Using the material that follows, identify and copy each line with the string "материалы".

┄┄┄┄┄┄

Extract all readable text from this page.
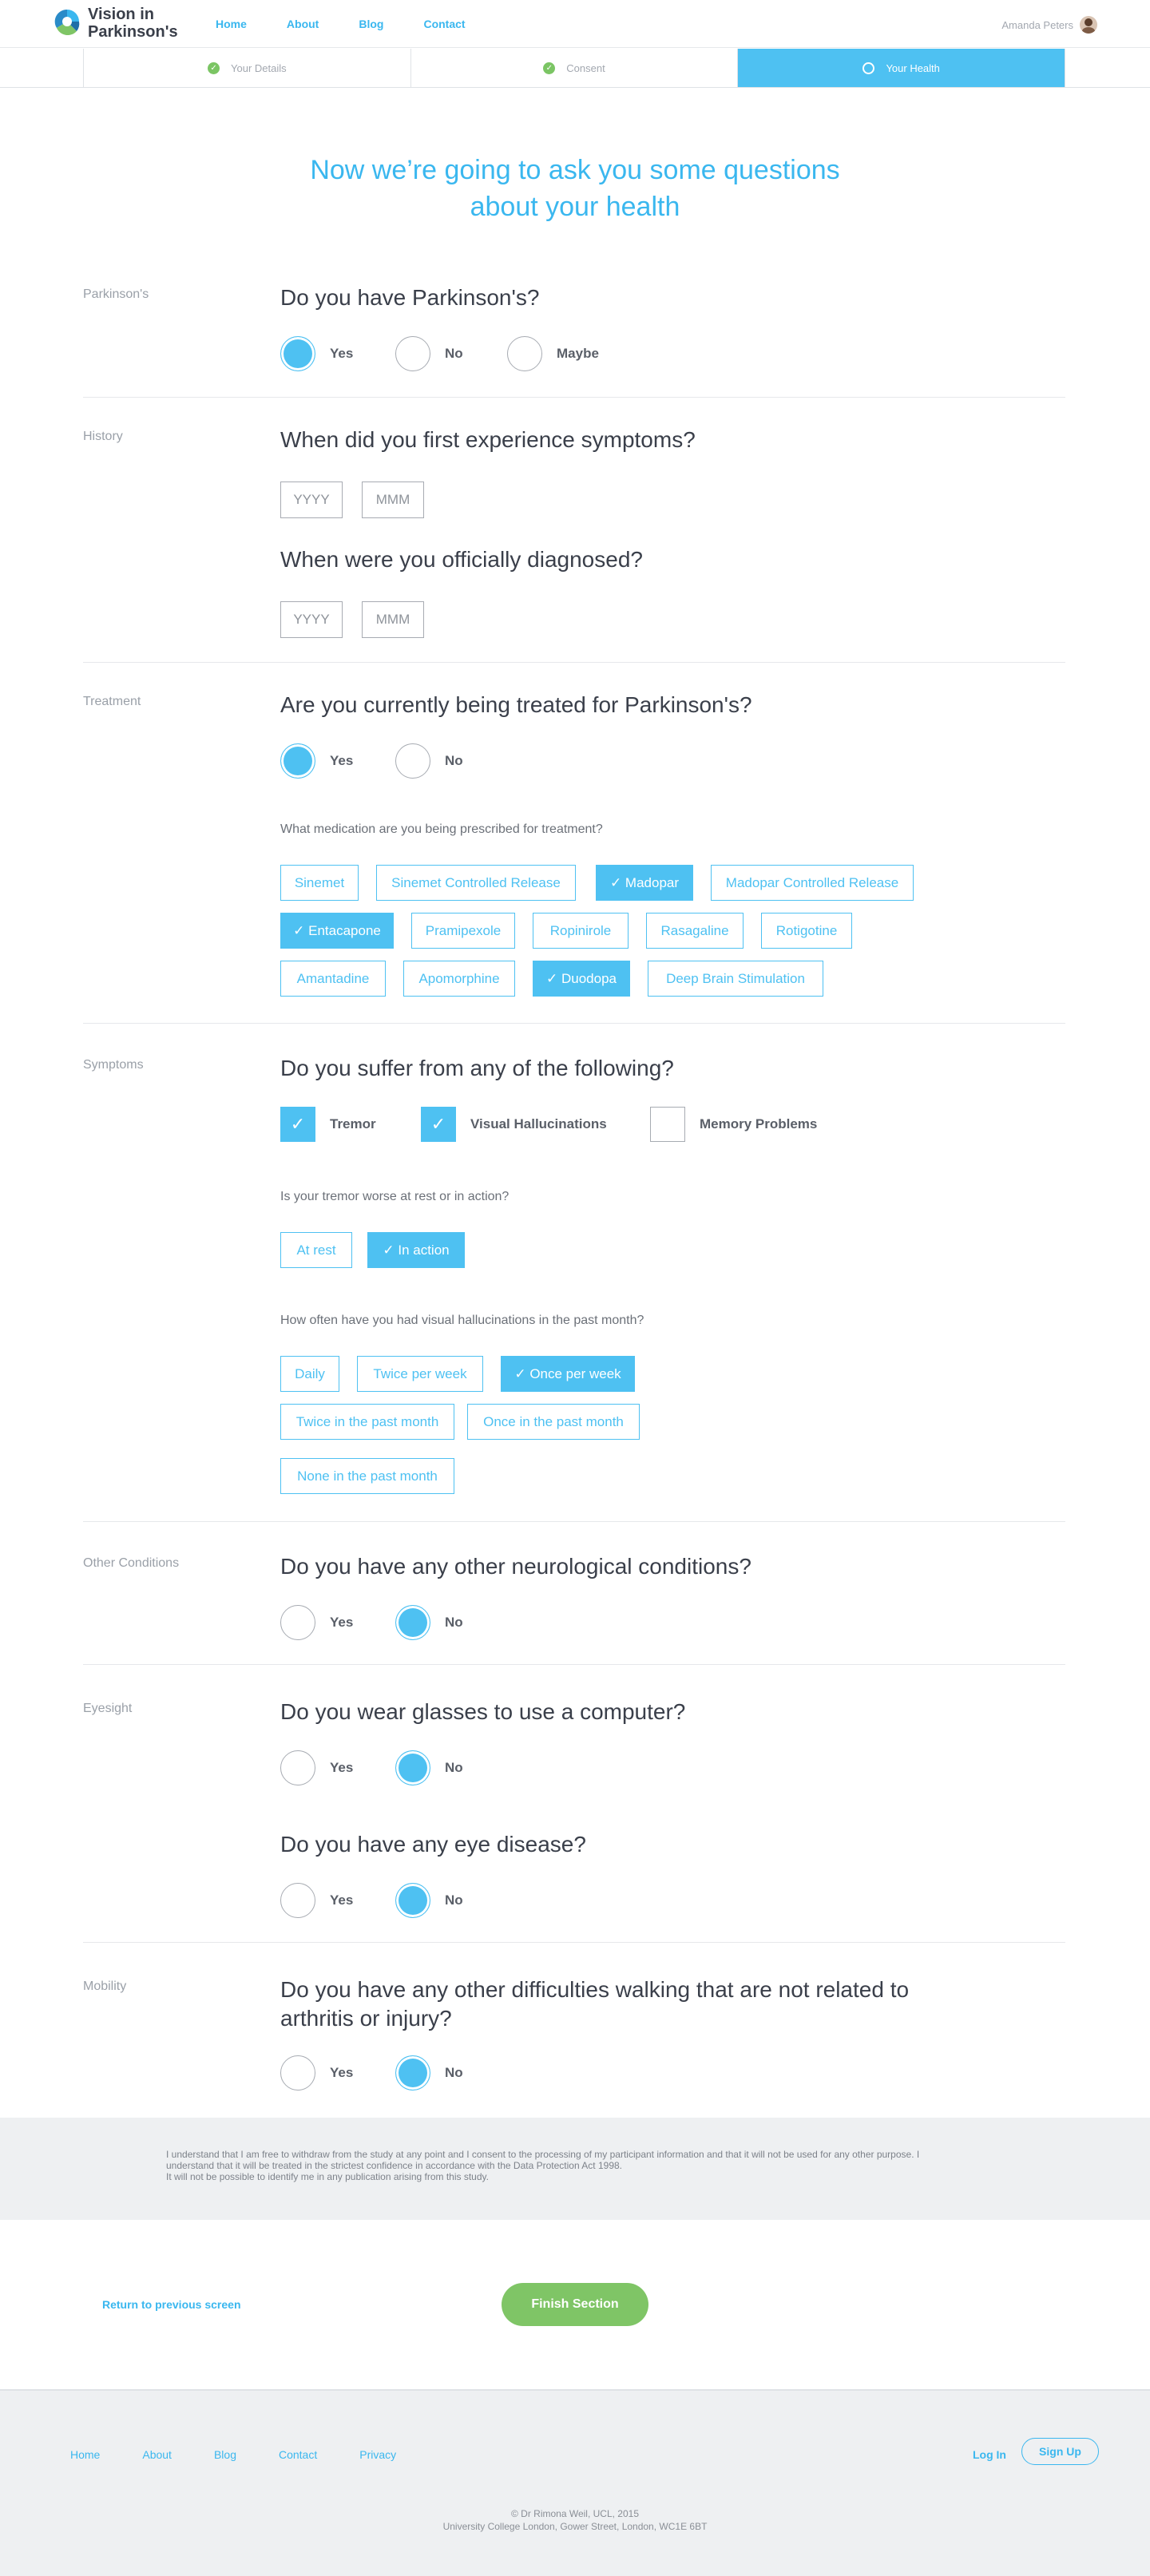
Vision in Parkinson's	Home	About	Blog	Contact	Amanda Peters
✓ Your Details	✓ Consent	Your Health
Now we’re going to ask you some questions
about your health
Parkinson's	Do you have Parkinson's?
Yes	No	Maybe
History	When did you first experience symptoms?
YYYY	MMM
When were you officially diagnosed?
YYYY	MMM
Treatment	Are you currently being treated for Parkinson's?
Yes	No
What medication are you being prescribed for treatment?
Sinemet	Sinemet Controlled Release	✓ Madopar	Madopar Controlled Release
✓ Entacapone	Pramipexole	Ropinirole	Rasagaline	Rotigotine
Amantadine	Apomorphine	✓ Duodopa	Deep Brain Stimulation
Symptoms	Do you suffer from any of the following?
✓ Tremor	✓ Visual Hallucinations	Memory Problems
Is your tremor worse at rest or in action?
At rest	✓ In action
How often have you had visual hallucinations in the past month?
Daily	Twice per week	✓ Once per week
Twice in the past month	Once in the past month
None in the past month
Other Conditions	Do you have any other neurological conditions?
Yes	No
Eyesight	Do you wear glasses to use a computer?
Yes	No
Do you have any eye disease?
Yes	No
Mobility	Do you have any other difficulties walking that are not related to
arthritis or injury?
Yes	No

I understand that I am free to withdraw from the study at any point and I consent to the processing of my participant information and that it will not be used for any other purpose. I
understand that it will be treated in the strictest confidence in accordance with the Data Protection Act 1998.
It will not be possible to identify me in any publication arising from this study.

Return to previous screen	Finish Section
Home	About	Blog	Contact	Privacy	Log In	Sign Up
© Dr Rimona Weil, UCL, 2015
University College London, Gower Street, London, WC1E 6BT
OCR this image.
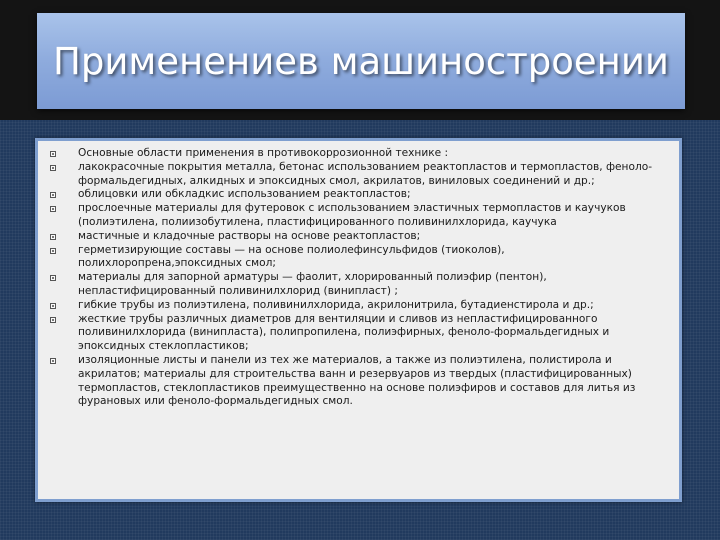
Применениев машиностроении
Основные области применения в противокоррозионной технике :
лакокрасочные покрытия металла, бетонас использованием реактопластов и термопластов, феноло-формальдегидных, алкидных и эпоксидных смол, акрилатов, виниловых соединений и др.;
облицовки или обкладкис использованием реактопластов;
прослоечные материалы для футеровок с использованием эластичных термопластов и каучуков (полиэтилена, полиизобутилена, пластифицированного поливинилхлорида, каучука
мастичные и кладочные растворы на основе реактопластов;
герметизирующие составы — на основе полиолефинсульфидов (тиоколов), полихлоропрена,эпоксидных смол;
материалы для запорной арматуры — фаолит, хлорированный полиэфир (пентон), непластифицированный поливинилхлорид (винипласт) ;
гибкие трубы из полиэтилена, поливинилхлорида, акрилонитрила, бутадиенстирола и др.;
жесткие трубы различных диаметров для вентиляции и сливов из непластифицированного поливинилхлорида (винипласта), полипропилена, полиэфирных, феноло-формальдегидных и эпоксидных стеклопластиков;
изоляционные листы и панели из тех же материалов, а также из полиэтилена, полистирола и акрилатов; материалы для строительства ванн и резервуаров из твердых (пластифицированных) термопластов, стеклопластиков преимущественно на основе полиэфиров и составов для литья из фурановых или феноло-формальдегидных смол.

┄┄┄┄┄┄

__CORRECT OUTPUT__
прослоечные материалы для футеровок с использованием эластичных термопластов и каучуков (полиэтилена, полиизобутилена, пластифицированного поливинилхлорида, каучука
материалы для запорной арматуры — фаолит, хлорированный полиэфир (пентон), непластифицированный поливинилхлорид (винипласт) ;
изоляционные листы и панели из тех же материалов, а также из полиэтилена, полистирола и акрилатов; материалы для строительства ванн и резервуаров из твердых (пластифицированных) термопластов, стеклопластиков преимущественно на основе полиэфиров и составов для литья из фурановых или феноло-формальдегидных смол.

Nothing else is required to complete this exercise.